## Begin Raw data

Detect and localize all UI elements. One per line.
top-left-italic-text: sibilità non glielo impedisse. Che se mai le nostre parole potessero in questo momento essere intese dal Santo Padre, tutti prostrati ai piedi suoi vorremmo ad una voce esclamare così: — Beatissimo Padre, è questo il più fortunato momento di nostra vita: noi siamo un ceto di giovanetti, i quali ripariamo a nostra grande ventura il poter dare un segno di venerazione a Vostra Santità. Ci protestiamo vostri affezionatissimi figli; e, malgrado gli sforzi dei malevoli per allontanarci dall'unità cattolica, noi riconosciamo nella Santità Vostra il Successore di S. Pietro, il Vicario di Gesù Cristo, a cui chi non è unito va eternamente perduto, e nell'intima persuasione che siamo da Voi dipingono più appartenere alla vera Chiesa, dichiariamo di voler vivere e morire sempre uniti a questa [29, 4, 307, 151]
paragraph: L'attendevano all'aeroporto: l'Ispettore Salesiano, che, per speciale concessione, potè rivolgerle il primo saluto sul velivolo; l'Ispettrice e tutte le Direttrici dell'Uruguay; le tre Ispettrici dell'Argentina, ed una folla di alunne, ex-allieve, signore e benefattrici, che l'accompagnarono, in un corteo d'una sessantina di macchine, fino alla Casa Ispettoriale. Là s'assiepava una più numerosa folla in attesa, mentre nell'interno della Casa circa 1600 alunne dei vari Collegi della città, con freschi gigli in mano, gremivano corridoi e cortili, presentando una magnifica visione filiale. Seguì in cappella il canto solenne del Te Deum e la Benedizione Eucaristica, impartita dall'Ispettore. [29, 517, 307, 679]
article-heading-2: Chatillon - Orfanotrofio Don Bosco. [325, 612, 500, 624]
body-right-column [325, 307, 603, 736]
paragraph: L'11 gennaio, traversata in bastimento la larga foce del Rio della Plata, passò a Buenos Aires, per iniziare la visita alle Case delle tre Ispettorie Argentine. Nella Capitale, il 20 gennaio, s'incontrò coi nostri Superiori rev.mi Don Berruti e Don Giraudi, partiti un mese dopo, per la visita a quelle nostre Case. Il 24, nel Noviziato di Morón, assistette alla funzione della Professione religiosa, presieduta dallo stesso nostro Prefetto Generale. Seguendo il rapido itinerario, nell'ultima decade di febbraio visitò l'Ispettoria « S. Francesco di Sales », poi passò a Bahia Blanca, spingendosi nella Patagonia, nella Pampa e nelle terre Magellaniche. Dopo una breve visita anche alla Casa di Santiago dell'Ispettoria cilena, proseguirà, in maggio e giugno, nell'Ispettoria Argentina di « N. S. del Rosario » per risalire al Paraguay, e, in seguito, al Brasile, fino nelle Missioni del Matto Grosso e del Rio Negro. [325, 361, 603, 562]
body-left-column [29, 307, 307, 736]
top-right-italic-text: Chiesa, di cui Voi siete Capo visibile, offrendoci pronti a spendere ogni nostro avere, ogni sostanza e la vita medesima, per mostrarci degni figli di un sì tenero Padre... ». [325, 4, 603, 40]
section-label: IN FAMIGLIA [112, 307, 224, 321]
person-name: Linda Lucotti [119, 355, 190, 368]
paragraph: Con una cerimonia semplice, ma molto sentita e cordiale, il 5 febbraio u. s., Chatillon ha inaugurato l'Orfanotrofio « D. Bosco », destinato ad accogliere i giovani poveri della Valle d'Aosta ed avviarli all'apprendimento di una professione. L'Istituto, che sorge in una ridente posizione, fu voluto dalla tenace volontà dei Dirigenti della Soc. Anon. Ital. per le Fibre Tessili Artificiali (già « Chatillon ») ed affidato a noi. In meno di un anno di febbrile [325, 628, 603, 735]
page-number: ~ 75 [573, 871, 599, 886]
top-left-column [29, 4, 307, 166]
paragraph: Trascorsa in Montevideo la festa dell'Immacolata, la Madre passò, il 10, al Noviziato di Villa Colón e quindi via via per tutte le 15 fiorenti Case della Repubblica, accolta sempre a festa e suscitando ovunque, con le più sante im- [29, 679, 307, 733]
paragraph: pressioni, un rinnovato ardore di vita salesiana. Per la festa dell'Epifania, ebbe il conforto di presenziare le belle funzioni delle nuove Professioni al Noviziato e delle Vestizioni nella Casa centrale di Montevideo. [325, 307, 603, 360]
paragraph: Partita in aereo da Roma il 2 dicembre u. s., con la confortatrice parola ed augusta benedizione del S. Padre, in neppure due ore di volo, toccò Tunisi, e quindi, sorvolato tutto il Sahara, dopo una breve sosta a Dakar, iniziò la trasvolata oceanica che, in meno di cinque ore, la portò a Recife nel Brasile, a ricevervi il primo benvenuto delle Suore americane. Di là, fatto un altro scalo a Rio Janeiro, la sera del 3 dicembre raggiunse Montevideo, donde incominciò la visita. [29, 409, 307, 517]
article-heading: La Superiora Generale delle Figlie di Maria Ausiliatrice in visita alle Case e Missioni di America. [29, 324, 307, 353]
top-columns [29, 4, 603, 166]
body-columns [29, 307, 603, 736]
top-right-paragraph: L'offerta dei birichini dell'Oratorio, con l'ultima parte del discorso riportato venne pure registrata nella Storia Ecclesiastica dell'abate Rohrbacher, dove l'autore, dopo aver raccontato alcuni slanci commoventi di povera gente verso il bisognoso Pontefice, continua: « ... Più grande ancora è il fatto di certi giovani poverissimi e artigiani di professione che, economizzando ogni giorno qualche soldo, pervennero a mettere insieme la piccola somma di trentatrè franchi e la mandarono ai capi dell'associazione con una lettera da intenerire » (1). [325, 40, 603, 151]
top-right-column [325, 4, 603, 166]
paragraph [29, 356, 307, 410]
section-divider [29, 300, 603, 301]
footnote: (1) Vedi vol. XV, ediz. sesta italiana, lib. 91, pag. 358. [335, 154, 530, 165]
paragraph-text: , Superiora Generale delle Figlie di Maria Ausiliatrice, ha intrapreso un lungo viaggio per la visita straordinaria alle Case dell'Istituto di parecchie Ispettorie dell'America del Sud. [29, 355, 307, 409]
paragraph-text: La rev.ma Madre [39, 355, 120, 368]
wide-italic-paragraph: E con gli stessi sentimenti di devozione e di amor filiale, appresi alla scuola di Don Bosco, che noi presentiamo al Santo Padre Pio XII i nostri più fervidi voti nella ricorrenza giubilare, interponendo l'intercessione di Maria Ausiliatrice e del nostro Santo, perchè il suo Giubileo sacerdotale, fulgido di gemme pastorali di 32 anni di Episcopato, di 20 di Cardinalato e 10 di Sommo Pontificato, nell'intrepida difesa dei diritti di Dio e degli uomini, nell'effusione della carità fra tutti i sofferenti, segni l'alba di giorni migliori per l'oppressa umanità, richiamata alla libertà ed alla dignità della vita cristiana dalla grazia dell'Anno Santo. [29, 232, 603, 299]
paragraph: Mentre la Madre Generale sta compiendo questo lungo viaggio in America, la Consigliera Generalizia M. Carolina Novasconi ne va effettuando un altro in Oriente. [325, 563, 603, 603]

## End Raw data
## Begin Raw data

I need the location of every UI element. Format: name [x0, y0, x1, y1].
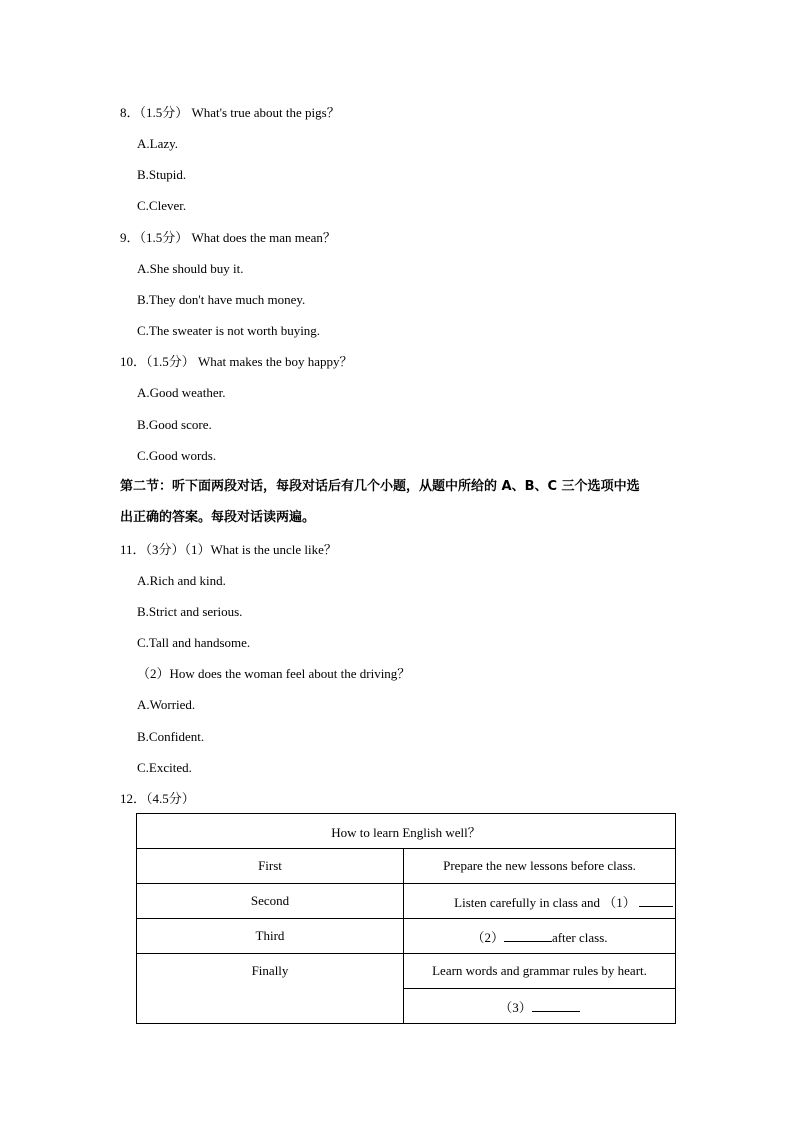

## End Raw data

**Given task**
Write out, without any changes, every line of the entries from the line containing "Detect and localize" through the line containing "body-right-column [325, 307, 603, 736]", including both of those lines.

**Result for this task**
Detect and localize all UI elements. One per line.
top-left-italic-text: sibilità non glielo impedisse. Che se mai le nostre parole potessero in questo momento essere intese dal Santo Padre, tutti prostrati ai piedi suoi vorremmo ad una voce esclamare così: — Beatissimo Padre, è questo il più fortunato momento di nostra vita: noi siamo un ceto di giovanetti, i quali ripariamo a nostra grande ventura il poter dare un segno di venerazione a Vostra Santità. Ci protestiamo vostri affezionatissimi figli; e, malgrado gli sforzi dei malevoli per allontanarci dall'unità cattolica, noi riconosciamo nella Santità Vostra il Successore di S. Pietro, il Vicario di Gesù Cristo, a cui chi non è unito va eternamente perduto, e nell'intima persuasione che siamo da Voi dipingono più appartenere alla vera Chiesa, dichiariamo di voler vivere e morire sempre uniti a questa [29, 4, 307, 151]
paragraph: L'attendevano all'aeroporto: l'Ispettore Salesiano, che, per speciale concessione, potè rivolgerle il primo saluto sul velivolo; l'Ispettrice e tutte le Direttrici dell'Uruguay; le tre Ispettrici dell'Argentina, ed una folla di alunne, ex-allieve, signore e benefattrici, che l'accompagnarono, in un corteo d'una sessantina di macchine, fino alla Casa Ispettoriale. Là s'assiepava una più numerosa folla in attesa, mentre nell'interno della Casa circa 1600 alunne dei vari Collegi della città, con freschi gigli in mano, gremivano corridoi e cortili, presentando una magnifica visione filiale. Seguì in cappella il canto solenne del Te Deum e la Benedizione Eucaristica, impartita dall'Ispettore. [29, 517, 307, 679]
article-heading-2: Chatillon - Orfanotrofio Don Bosco. [325, 612, 500, 624]
body-right-column [325, 307, 603, 736]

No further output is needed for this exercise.